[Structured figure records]
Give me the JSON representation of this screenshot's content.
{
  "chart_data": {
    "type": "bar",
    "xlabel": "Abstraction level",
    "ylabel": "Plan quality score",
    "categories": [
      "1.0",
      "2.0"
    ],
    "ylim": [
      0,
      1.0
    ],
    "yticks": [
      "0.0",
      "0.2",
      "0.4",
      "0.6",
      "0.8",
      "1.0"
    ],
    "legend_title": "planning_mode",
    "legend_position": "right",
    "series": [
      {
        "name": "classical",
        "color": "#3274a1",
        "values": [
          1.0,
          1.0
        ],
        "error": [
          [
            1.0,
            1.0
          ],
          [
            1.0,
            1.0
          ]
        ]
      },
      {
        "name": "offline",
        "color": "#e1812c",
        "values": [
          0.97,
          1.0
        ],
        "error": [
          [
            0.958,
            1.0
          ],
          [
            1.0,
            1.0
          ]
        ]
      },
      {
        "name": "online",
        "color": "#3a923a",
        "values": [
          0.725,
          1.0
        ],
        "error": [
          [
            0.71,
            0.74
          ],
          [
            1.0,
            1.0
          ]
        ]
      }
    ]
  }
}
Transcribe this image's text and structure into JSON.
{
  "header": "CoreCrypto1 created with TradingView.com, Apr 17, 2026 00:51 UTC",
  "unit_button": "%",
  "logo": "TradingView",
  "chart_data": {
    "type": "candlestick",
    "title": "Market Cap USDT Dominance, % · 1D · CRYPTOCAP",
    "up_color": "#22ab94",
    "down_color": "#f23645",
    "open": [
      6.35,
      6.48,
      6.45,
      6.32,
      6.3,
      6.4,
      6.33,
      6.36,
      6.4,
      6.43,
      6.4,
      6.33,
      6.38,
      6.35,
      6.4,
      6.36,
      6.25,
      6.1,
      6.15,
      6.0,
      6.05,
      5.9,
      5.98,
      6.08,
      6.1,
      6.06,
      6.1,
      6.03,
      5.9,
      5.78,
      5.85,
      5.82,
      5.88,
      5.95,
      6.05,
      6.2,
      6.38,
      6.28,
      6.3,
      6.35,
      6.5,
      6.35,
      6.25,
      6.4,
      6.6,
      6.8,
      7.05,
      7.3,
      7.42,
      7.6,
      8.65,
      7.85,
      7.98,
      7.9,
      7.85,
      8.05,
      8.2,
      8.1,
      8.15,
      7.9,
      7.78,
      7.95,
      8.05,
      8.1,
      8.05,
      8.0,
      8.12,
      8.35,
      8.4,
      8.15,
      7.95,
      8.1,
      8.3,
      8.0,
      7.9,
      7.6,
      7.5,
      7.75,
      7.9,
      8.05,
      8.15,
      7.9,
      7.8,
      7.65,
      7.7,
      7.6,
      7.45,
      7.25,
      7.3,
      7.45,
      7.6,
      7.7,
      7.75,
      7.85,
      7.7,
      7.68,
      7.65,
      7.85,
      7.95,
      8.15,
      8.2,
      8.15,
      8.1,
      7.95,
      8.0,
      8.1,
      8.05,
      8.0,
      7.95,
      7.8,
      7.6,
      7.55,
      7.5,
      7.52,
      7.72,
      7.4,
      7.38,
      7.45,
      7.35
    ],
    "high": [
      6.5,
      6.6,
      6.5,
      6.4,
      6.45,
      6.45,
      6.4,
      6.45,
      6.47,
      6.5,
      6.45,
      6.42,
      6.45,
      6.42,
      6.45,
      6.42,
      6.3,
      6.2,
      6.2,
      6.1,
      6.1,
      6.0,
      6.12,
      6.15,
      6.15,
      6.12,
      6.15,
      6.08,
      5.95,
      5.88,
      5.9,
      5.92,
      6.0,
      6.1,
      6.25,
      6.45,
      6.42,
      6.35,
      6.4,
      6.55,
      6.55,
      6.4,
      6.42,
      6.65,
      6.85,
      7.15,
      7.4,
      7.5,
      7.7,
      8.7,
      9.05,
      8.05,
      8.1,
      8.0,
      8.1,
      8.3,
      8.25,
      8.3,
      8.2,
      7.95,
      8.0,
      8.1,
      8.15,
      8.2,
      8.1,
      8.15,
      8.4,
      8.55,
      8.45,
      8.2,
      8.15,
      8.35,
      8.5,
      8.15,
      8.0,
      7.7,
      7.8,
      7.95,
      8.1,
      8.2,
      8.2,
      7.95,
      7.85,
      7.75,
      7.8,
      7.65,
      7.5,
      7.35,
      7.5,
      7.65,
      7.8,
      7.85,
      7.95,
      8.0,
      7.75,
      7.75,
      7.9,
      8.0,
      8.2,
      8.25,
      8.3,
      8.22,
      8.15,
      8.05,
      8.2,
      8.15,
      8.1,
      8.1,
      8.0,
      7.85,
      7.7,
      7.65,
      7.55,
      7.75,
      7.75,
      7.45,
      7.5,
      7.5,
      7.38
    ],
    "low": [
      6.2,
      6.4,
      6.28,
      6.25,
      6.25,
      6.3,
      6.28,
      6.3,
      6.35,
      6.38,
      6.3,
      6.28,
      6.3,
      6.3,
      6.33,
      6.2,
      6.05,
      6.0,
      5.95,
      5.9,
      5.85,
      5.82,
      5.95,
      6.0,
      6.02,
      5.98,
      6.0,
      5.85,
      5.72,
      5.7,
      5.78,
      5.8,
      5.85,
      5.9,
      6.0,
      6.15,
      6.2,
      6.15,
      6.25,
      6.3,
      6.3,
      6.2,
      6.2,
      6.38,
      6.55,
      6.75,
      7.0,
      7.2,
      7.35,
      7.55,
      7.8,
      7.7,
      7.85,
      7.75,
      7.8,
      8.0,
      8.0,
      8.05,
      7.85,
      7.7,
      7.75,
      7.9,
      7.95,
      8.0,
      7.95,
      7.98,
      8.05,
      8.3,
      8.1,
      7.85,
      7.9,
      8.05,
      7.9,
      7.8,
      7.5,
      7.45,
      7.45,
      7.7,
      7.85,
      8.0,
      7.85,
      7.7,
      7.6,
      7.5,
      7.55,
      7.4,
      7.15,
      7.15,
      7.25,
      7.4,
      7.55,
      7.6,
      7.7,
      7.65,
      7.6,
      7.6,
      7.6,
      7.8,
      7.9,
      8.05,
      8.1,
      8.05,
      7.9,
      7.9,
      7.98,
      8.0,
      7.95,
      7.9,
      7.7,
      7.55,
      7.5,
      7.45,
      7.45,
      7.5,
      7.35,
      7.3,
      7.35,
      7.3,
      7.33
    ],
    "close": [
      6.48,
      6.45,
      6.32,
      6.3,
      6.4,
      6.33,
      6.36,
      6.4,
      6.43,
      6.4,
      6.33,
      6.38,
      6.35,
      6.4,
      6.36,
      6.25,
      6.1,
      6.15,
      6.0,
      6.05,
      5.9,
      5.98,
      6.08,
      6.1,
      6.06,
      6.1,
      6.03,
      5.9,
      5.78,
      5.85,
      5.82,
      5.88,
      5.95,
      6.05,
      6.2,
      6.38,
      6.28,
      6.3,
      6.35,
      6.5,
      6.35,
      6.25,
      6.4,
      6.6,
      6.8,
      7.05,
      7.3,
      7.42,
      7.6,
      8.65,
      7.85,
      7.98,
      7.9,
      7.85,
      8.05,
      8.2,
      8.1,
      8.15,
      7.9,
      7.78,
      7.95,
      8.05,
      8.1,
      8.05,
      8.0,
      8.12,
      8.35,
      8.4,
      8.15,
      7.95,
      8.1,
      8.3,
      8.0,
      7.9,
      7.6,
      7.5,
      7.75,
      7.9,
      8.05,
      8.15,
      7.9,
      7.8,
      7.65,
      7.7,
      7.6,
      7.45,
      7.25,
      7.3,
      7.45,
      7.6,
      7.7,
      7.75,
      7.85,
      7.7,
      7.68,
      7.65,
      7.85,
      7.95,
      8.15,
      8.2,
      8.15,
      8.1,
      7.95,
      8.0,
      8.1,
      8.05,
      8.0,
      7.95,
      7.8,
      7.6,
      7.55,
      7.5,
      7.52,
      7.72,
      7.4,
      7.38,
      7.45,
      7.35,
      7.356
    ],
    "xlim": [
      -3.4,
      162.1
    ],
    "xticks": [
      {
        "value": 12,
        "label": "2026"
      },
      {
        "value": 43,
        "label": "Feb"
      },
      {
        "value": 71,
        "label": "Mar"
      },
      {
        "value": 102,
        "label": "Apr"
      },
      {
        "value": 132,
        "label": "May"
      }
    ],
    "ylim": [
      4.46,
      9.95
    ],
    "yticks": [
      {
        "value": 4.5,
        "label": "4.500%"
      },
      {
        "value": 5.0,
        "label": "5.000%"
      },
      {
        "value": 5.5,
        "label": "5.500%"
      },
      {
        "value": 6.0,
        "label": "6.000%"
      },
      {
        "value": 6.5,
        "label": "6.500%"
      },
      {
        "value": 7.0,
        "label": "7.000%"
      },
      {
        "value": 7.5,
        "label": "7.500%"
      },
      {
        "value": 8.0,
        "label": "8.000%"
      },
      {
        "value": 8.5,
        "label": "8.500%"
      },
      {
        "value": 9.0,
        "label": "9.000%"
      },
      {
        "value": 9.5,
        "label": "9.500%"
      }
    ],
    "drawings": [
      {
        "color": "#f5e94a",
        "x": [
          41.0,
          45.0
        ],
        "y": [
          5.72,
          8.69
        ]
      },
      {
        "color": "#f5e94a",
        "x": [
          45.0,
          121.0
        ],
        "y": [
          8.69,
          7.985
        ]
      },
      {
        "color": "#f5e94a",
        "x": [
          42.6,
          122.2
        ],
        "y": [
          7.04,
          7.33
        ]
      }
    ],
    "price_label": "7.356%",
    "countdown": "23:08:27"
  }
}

— Objective —
List the lines of the records where "this" occurs.

— Right answer —
Give me the JSON representation of this screenshot's content.
Transcribe this image's text and structure into JSON.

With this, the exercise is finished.